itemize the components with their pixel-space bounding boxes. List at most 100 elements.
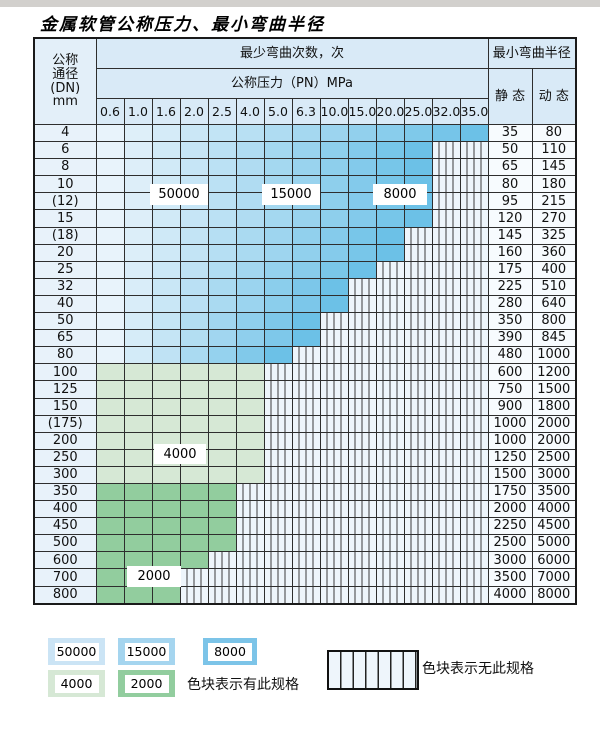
no-spec-cell (347, 294, 377, 314)
dn-cell: 800 (33, 585, 97, 605)
dynamic-radius-cell: 5000 (531, 534, 577, 553)
no-spec-cell (431, 363, 461, 382)
spec-cell (151, 277, 181, 296)
spec-cell (179, 312, 209, 331)
dynamic-radius-cell: 325 (531, 226, 577, 245)
dynamic-radius-cell: 510 (531, 277, 577, 296)
table-row: 350 1750 3500 (33, 482, 577, 502)
spec-cell (123, 329, 153, 348)
spec-cell (207, 517, 237, 536)
no-spec-cell (459, 243, 489, 262)
no-spec-cell (459, 312, 489, 331)
spec-cell (263, 346, 293, 365)
spec-cell (319, 294, 349, 314)
pressure-column-header: 25.0 (403, 98, 433, 125)
spec-cell (403, 158, 433, 177)
spec-cell (179, 294, 209, 314)
spec-cell (319, 226, 349, 245)
spec-cell (123, 448, 153, 467)
spec-cell (95, 465, 125, 484)
spec-cell (123, 500, 153, 519)
spec-cell (207, 380, 237, 399)
legend-has-spec-text: 色块表示有此规格 (187, 676, 299, 693)
spec-cell (319, 123, 349, 143)
spec-cell (263, 312, 293, 331)
no-spec-cell (291, 585, 321, 605)
spec-cell (151, 380, 181, 399)
table-row: 450 2250 4500 (33, 517, 577, 536)
spec-cell (263, 141, 293, 160)
legend-swatch-value: 50000 (54, 642, 99, 661)
spec-cell (123, 346, 153, 365)
no-spec-cell (319, 329, 349, 348)
static-radius-cell: 95 (487, 192, 533, 211)
no-spec-cell (319, 380, 349, 399)
dn-cell: 50 (33, 312, 97, 331)
table-row: 4 35 80 (33, 123, 577, 143)
table-row: 65 390 845 (33, 329, 577, 348)
spec-cell (207, 363, 237, 382)
spec-cell (151, 414, 181, 433)
no-spec-cell (207, 585, 237, 605)
static-radius-cell: 145 (487, 226, 533, 245)
spec-cell (123, 397, 153, 416)
no-spec-cell (431, 380, 461, 399)
dynamic-radius-cell: 640 (531, 294, 577, 314)
spec-cell (179, 465, 209, 484)
spec-cell (123, 260, 153, 279)
spec-cell (95, 414, 125, 433)
no-spec-cell (263, 465, 293, 484)
spec-cell (123, 277, 153, 296)
no-spec-cell (459, 500, 489, 519)
spec-cell (235, 329, 265, 348)
dn-cell: 100 (33, 363, 97, 382)
spec-cell (459, 123, 489, 143)
no-spec-cell (403, 346, 433, 365)
no-spec-cell (403, 243, 433, 262)
no-spec-cell (291, 346, 321, 365)
spec-cell (291, 141, 321, 160)
pressure-column-header: 32.0 (431, 98, 461, 125)
spec-cell (151, 158, 181, 177)
spec-cell (375, 243, 405, 262)
dynamic-radius-cell: 1800 (531, 397, 577, 416)
dn-cell: 10 (33, 175, 97, 194)
no-spec-cell (431, 534, 461, 553)
table-row: 20 160 360 (33, 243, 577, 262)
static-radius-cell: 1500 (487, 465, 533, 484)
no-spec-cell (375, 482, 405, 502)
no-spec-cell (403, 414, 433, 433)
spec-cell (235, 260, 265, 279)
no-spec-cell (263, 482, 293, 502)
spec-cell (123, 123, 153, 143)
no-spec-cell (459, 568, 489, 587)
spec-cell (123, 363, 153, 382)
spec-cell (235, 192, 265, 211)
spec-cell (235, 448, 265, 467)
no-spec-cell (459, 226, 489, 245)
spec-cell (263, 243, 293, 262)
header-row-2: 公称压力（PN）MPa 静 态 动 态 (34, 68, 577, 125)
page-title: 金属软管公称压力、最小弯曲半径 (40, 15, 325, 34)
no-spec-cell (319, 568, 349, 587)
spec-cell (151, 243, 181, 262)
spec-cell (207, 500, 237, 519)
spec-cell (123, 192, 153, 211)
no-spec-cell (403, 568, 433, 587)
spec-cell (235, 277, 265, 296)
no-spec-cell (375, 294, 405, 314)
pressure-column-header: 35.0 (459, 98, 489, 125)
no-spec-cell (431, 226, 461, 245)
table-row: 50 350 800 (33, 312, 577, 331)
spec-cell (291, 243, 321, 262)
spec-cell (179, 123, 209, 143)
dn-cell: 6 (33, 141, 97, 160)
spec-cell (263, 158, 293, 177)
spec-cell (207, 158, 237, 177)
spec-cell (179, 209, 209, 228)
no-spec-cell (459, 294, 489, 314)
spec-cell (319, 192, 349, 211)
static-radius-cell: 3000 (487, 551, 533, 570)
no-spec-cell (319, 363, 349, 382)
no-spec-cell (235, 551, 265, 570)
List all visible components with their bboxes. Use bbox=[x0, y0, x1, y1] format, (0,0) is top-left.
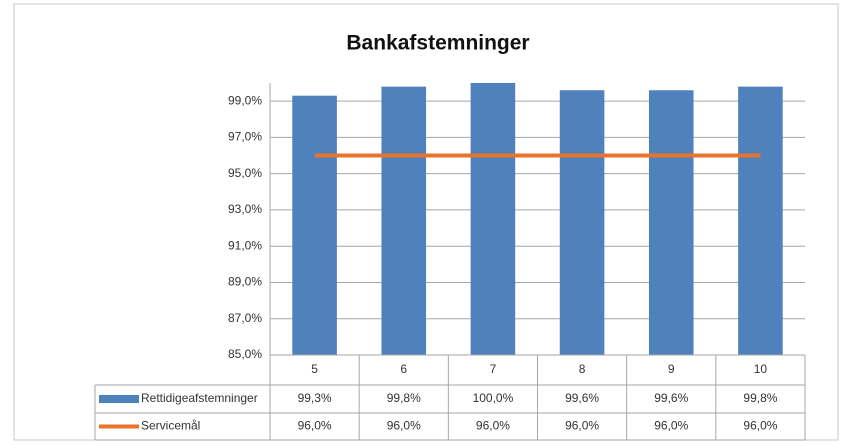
y-tick-label: 85,0% bbox=[228, 347, 262, 361]
data-label: 96,0% bbox=[654, 419, 688, 433]
data-label: 96,0% bbox=[743, 419, 777, 433]
data-label: 100,0% bbox=[473, 391, 514, 405]
data-label: 99,3% bbox=[298, 391, 332, 405]
data-label: 99,8% bbox=[387, 391, 421, 405]
y-tick-label: 99,0% bbox=[228, 93, 262, 107]
bar bbox=[738, 86, 783, 356]
data-label: 96,0% bbox=[387, 419, 421, 433]
legend-label: Servicemål bbox=[141, 419, 200, 433]
data-label: 96,0% bbox=[298, 419, 332, 433]
data-label: 99,8% bbox=[743, 391, 777, 405]
legend-key bbox=[99, 395, 139, 403]
data-label: 96,0% bbox=[476, 419, 510, 433]
y-tick-label: 87,0% bbox=[228, 311, 262, 325]
x-tick-label: 10 bbox=[754, 362, 768, 376]
bar bbox=[648, 90, 694, 356]
chart-title: Bankafstemninger bbox=[346, 32, 529, 55]
bar bbox=[292, 95, 337, 356]
x-tick-label: 9 bbox=[668, 362, 675, 376]
y-tick-label: 95,0% bbox=[228, 166, 262, 180]
bar bbox=[470, 83, 516, 355]
x-tick-label: 8 bbox=[579, 362, 586, 376]
y-tick-label: 93,0% bbox=[228, 202, 262, 216]
legend-label: Rettidigeafstemninger bbox=[141, 391, 258, 405]
x-tick-label: 6 bbox=[400, 362, 407, 376]
x-tick-label: 7 bbox=[490, 362, 497, 376]
x-tick-label: 5 bbox=[311, 362, 318, 376]
data-label: 96,0% bbox=[565, 419, 599, 433]
data-label: 99,6% bbox=[565, 391, 599, 405]
y-tick-label: 89,0% bbox=[228, 275, 262, 289]
data-label: 99,6% bbox=[654, 391, 688, 405]
y-tick-label: 97,0% bbox=[228, 130, 262, 144]
y-tick-label: 91,0% bbox=[228, 238, 262, 252]
bar bbox=[559, 90, 605, 356]
bar bbox=[381, 86, 427, 356]
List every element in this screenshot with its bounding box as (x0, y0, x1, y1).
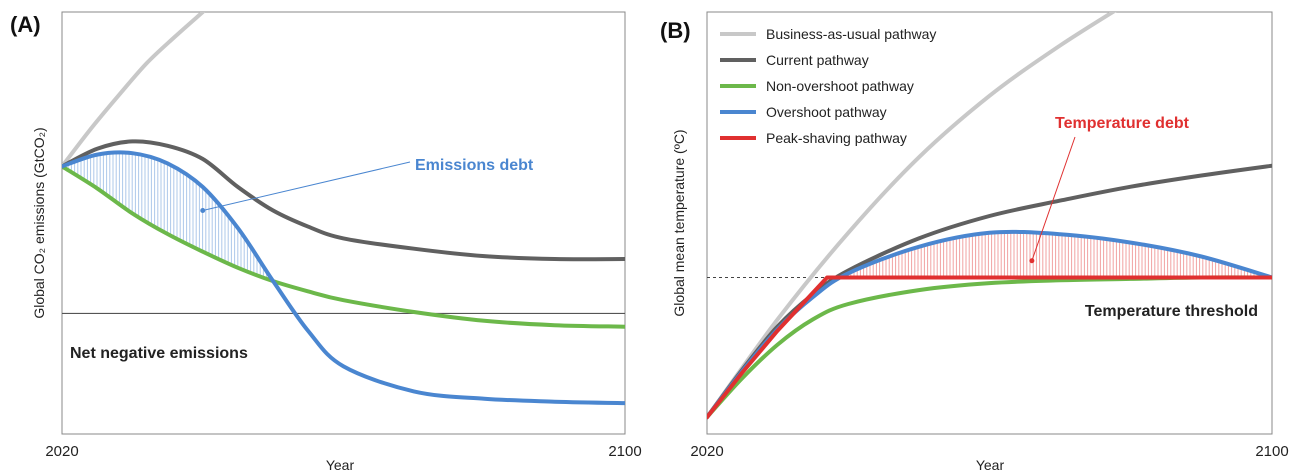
panel-a-reference-label: Net negative emissions (70, 345, 248, 362)
panel-b-plot (707, 12, 1272, 420)
panel-a-xtick-start: 2020 (45, 443, 78, 460)
panel-a-shade-label: Emissions debt (415, 157, 534, 174)
panel-a-xlabel: Year (326, 457, 355, 473)
panel-b-shade-pointer-line (1031, 136, 1076, 261)
legend-label-peak-shaving-pathway: Peak-shaving pathway (766, 130, 907, 146)
panel-b-xtick-end: 2100 (1255, 443, 1288, 460)
panel-b-label: (B) (660, 18, 691, 43)
panel-b-ylabel: Global mean temperature (ºC) (671, 129, 687, 316)
panel-b-xtick-start: 2020 (690, 443, 723, 460)
panel-a-shade-pointer-line (202, 161, 411, 211)
panel-a-plot (62, 12, 625, 406)
legend-label-business-as-usual-pathway: Business-as-usual pathway (766, 26, 936, 42)
panel-b-shade-label: Temperature debt (1055, 115, 1190, 132)
panel-b-series-business-as-usual-pathway (707, 12, 1117, 420)
legend-label-non-overshoot-pathway: Non-overshoot pathway (766, 78, 914, 94)
panel-a-shaded-region (64, 153, 271, 280)
panel-a-ylabel: Global CO₂ emissions (GtCO₂) (31, 127, 47, 318)
panel-a-series-business-as-usual-pathway (62, 12, 205, 169)
panel-a-label: (A) (10, 12, 41, 37)
panel-b-frame (706, 11, 1273, 435)
legend-label-overshoot-pathway: Overshoot pathway (766, 104, 887, 120)
panel-b-xlabel: Year (976, 457, 1005, 473)
panel-a-series-non-overshoot-pathway (62, 164, 625, 329)
panel-b-series-current-pathway (707, 163, 1272, 420)
panel-a-series-overshoot-pathway (62, 150, 625, 406)
legend-label-current-pathway: Current pathway (766, 52, 869, 68)
panel-b-reference-label: Temperature threshold (1085, 303, 1258, 320)
panel-b-legend: Business-as-usual pathway Current pathway… (720, 26, 936, 146)
panel-b-shaded-region (744, 232, 1268, 370)
panel-a-xtick-end: 2100 (608, 443, 641, 460)
panel-a-frame (61, 11, 626, 435)
panel-b-series-peak-shaving-pathway (707, 275, 1272, 420)
panel-a-series-current-pathway (62, 139, 625, 262)
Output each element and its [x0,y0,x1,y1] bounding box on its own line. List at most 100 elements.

• [Task requirements]: Which lines in the material contain the string "bounding"? List each one in full.

• [Response]:
itemize the components with their pixel-space bounding boxes. List at most 100 elements.
List every element in this screenshot with its bounding box as (x0, y0, x1, y1).
Output each element and its [x0,y0,x1,y1] bounding box on its own line. List at most 100 elements.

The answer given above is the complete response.